> **GIVEN INSTRUCTION**: For every line in the records that has the word "JSON", make a copy.
________
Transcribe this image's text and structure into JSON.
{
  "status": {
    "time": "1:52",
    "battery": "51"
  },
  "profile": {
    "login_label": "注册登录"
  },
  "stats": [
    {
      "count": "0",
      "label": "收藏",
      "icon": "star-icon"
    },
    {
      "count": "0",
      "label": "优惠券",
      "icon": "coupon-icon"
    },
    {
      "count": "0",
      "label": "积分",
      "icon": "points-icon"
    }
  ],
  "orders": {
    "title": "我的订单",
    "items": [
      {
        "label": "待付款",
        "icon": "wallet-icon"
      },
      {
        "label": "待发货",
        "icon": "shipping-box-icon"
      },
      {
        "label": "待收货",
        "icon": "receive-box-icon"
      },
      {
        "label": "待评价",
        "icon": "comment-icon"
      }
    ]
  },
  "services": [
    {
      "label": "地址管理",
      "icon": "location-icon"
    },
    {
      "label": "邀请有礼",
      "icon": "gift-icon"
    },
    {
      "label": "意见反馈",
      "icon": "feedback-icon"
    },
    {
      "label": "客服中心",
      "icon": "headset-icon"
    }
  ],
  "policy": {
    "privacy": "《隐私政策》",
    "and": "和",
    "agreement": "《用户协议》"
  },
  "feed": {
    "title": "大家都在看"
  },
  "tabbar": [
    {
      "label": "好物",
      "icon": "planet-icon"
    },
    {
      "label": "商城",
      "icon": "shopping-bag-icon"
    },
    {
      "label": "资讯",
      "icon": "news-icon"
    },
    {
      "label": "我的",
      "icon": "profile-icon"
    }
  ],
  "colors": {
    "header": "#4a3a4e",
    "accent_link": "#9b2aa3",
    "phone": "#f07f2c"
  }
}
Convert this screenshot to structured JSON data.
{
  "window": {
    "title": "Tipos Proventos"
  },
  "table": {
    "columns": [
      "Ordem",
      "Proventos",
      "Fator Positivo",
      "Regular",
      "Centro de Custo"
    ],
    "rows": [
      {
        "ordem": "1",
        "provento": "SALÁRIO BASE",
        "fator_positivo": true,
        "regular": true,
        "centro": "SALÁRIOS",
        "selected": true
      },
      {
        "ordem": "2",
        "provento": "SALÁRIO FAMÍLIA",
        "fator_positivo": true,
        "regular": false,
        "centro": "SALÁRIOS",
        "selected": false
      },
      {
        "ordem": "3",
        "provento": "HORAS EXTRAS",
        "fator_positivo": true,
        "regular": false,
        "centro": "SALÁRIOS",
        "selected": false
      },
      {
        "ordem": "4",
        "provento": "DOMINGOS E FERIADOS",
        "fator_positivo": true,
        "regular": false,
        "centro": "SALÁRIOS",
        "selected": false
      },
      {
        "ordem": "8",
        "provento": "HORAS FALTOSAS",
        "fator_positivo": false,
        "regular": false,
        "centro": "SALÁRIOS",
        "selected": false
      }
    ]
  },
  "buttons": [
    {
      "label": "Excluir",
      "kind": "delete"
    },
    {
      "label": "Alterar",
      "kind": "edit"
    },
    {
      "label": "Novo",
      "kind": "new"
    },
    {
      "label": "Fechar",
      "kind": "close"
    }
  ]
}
________
> **PROBLEM SOLUTION**:
Transcribe this image's text and structure into JSON.
Convert this screenshot to structured JSON data.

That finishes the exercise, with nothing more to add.